## SET TASK:
Go through the lines below. Copy those with "subtitle".

────────────────────

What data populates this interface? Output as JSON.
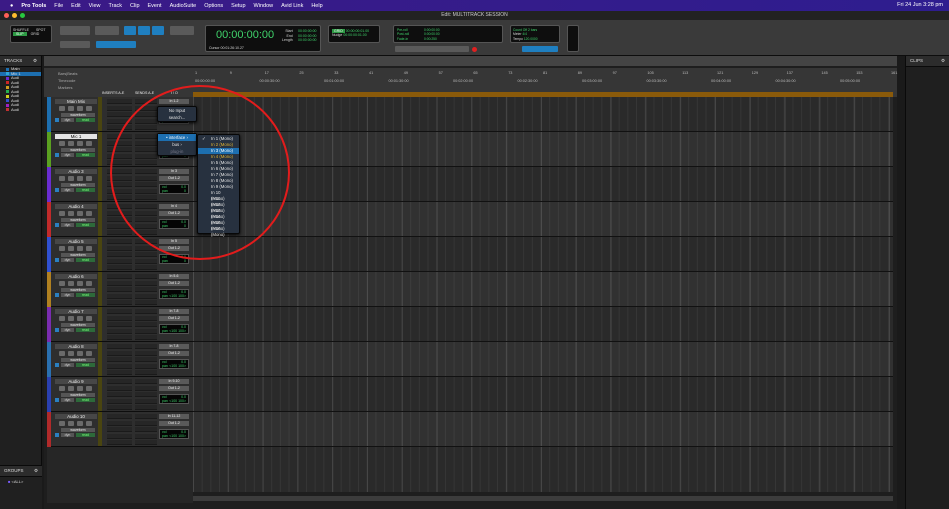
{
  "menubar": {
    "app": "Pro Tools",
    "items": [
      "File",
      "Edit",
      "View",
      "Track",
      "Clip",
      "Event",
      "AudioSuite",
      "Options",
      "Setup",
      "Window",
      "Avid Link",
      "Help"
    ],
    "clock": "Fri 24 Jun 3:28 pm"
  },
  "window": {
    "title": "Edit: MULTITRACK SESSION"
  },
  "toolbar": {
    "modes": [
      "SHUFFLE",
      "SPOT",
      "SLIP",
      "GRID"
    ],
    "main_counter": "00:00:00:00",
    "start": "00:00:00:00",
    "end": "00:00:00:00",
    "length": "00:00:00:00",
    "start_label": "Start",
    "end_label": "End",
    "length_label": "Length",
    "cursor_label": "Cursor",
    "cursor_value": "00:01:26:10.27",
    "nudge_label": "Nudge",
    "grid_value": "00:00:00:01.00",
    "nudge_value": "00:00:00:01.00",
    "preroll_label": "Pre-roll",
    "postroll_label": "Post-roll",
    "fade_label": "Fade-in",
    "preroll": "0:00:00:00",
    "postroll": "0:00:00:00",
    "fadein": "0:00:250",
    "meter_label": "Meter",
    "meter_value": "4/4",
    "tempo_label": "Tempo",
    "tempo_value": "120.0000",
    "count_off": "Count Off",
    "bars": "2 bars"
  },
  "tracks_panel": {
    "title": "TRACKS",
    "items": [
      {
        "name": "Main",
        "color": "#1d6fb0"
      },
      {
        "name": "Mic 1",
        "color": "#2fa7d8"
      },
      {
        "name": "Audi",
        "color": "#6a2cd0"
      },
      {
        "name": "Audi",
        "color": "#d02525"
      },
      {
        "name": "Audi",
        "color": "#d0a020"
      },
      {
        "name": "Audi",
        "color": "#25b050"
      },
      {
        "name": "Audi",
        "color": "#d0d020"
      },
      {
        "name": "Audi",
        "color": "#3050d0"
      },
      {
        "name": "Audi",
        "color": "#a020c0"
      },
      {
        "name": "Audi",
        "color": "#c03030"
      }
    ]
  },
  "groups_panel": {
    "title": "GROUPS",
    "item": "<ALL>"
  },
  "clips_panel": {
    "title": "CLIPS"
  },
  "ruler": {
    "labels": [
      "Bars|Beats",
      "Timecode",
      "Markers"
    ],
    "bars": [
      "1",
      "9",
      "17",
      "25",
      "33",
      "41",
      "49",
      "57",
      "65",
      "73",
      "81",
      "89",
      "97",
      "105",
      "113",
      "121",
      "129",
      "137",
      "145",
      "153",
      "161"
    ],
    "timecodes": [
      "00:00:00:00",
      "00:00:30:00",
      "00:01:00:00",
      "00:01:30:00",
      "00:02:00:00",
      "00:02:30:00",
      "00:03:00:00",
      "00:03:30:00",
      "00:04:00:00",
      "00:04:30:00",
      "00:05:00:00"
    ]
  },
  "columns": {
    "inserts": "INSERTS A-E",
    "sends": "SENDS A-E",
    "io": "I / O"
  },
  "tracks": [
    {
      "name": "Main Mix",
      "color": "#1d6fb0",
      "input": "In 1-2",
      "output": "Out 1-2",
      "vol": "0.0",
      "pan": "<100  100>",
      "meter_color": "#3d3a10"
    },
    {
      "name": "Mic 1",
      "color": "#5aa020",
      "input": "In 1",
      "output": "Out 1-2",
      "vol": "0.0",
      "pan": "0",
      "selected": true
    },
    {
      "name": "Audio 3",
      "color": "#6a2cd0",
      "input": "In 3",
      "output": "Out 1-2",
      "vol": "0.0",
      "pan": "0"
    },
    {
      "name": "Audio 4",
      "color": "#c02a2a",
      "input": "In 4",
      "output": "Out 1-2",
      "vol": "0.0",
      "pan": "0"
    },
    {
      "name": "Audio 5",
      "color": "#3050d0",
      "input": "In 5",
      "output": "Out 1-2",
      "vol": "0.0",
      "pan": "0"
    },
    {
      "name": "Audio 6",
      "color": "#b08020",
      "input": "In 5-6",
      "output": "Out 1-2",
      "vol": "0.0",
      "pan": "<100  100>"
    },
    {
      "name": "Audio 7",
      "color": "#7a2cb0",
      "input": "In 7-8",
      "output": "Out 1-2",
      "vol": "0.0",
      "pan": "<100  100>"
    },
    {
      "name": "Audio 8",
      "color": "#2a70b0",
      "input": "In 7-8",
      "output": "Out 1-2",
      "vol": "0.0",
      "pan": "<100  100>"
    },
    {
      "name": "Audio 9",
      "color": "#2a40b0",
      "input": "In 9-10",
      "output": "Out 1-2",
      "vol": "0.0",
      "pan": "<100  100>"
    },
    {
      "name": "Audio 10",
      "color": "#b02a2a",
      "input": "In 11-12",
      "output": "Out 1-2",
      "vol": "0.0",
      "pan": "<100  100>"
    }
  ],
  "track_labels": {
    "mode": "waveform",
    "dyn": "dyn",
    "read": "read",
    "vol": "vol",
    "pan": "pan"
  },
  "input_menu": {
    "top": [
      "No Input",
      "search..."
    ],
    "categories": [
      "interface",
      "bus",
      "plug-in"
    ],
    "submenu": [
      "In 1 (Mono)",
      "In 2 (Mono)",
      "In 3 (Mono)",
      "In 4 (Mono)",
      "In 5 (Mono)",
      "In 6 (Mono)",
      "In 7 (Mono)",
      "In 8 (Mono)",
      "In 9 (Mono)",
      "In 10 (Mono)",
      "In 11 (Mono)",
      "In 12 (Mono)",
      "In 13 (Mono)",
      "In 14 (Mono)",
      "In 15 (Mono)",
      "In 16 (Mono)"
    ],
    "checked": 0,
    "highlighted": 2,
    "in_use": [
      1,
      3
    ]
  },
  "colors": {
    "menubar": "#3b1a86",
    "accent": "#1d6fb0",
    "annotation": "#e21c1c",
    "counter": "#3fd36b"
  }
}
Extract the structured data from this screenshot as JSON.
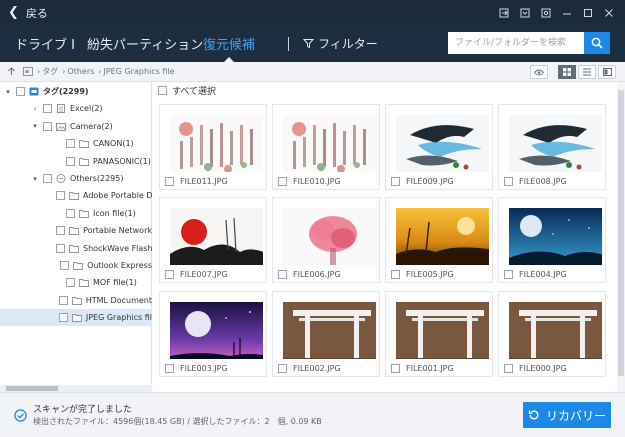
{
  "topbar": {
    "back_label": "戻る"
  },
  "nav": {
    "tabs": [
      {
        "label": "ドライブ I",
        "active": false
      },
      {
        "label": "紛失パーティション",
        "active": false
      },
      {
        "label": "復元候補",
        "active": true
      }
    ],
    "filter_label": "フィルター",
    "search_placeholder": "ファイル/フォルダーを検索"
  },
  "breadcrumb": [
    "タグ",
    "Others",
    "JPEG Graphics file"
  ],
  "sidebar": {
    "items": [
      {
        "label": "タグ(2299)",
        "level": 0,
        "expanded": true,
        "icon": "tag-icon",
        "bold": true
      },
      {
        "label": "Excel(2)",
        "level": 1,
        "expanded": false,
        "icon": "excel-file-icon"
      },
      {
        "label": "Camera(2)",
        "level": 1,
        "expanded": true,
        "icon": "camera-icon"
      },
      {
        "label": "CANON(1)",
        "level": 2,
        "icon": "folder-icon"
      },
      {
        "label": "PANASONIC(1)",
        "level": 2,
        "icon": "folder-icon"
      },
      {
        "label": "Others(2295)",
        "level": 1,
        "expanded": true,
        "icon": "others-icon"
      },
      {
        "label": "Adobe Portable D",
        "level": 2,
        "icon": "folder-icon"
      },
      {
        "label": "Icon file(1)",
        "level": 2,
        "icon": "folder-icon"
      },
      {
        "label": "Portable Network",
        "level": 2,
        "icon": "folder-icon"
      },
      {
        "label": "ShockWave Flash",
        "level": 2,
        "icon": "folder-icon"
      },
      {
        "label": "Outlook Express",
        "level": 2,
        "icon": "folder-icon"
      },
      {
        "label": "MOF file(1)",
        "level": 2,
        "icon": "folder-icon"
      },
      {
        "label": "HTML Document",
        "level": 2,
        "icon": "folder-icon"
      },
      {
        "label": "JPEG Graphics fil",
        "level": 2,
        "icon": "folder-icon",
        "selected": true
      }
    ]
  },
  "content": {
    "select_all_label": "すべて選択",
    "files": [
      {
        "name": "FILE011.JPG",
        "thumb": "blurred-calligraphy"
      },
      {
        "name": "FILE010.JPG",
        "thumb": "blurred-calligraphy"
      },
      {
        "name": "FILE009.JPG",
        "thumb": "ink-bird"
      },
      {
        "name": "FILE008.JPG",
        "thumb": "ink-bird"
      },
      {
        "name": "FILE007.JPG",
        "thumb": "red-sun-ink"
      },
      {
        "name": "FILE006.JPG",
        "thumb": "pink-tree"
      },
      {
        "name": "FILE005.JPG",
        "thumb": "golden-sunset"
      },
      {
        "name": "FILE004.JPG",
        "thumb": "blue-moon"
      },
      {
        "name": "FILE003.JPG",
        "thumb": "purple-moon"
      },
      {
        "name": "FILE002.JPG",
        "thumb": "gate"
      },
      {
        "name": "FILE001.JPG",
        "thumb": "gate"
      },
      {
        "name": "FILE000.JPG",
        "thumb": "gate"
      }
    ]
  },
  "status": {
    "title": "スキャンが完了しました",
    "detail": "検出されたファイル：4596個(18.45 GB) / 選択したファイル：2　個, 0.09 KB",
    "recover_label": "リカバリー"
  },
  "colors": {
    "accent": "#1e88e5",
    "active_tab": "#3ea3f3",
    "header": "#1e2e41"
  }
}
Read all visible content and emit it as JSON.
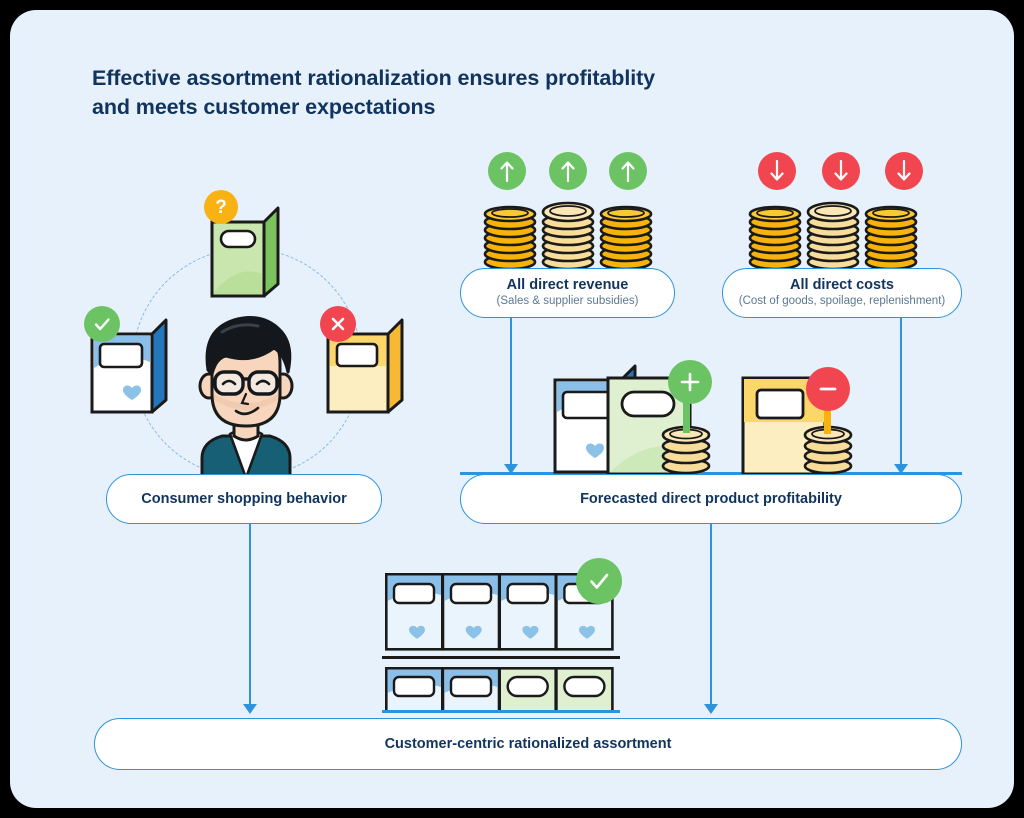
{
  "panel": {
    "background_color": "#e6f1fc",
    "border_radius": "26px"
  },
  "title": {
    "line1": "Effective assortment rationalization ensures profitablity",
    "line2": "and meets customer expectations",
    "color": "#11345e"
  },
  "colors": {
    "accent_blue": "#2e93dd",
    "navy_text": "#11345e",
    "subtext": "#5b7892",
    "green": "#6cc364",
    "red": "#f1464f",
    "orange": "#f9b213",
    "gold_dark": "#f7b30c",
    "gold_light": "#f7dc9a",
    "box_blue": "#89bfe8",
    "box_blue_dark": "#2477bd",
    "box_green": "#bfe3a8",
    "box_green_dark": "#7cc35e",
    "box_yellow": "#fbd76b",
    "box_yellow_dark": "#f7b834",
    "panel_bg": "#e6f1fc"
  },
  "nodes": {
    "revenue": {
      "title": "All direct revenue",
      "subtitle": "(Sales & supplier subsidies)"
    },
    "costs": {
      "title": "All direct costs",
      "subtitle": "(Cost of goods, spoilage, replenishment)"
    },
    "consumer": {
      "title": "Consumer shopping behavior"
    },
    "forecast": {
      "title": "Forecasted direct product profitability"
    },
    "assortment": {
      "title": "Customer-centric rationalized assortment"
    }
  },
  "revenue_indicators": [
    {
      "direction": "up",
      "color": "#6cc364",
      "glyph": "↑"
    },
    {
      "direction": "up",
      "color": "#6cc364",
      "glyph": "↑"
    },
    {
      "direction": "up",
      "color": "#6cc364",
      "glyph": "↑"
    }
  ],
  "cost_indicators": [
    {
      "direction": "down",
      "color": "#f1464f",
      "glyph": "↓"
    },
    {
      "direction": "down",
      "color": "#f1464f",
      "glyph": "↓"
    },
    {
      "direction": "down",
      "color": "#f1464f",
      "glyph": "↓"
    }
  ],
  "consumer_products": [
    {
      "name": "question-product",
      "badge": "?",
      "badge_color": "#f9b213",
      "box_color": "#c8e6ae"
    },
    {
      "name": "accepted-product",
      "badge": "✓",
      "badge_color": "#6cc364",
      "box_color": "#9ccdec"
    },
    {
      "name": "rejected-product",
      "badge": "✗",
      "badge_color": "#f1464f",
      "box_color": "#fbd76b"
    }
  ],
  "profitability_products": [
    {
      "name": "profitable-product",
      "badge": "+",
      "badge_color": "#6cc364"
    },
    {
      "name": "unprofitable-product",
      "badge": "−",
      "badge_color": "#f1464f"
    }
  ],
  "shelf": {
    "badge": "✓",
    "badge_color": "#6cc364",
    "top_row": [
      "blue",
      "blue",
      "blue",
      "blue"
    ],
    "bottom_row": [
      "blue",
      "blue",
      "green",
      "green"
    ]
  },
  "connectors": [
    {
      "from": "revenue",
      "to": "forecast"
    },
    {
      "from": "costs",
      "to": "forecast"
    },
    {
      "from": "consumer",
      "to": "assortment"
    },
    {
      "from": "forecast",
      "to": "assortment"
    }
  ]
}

────────────────────

## RESULT OF THE EXERCISE:
      "subtitle": "(Sales & supplier subsidies)"
      "subtitle": "(Cost of goods, spoilage, replenishment)"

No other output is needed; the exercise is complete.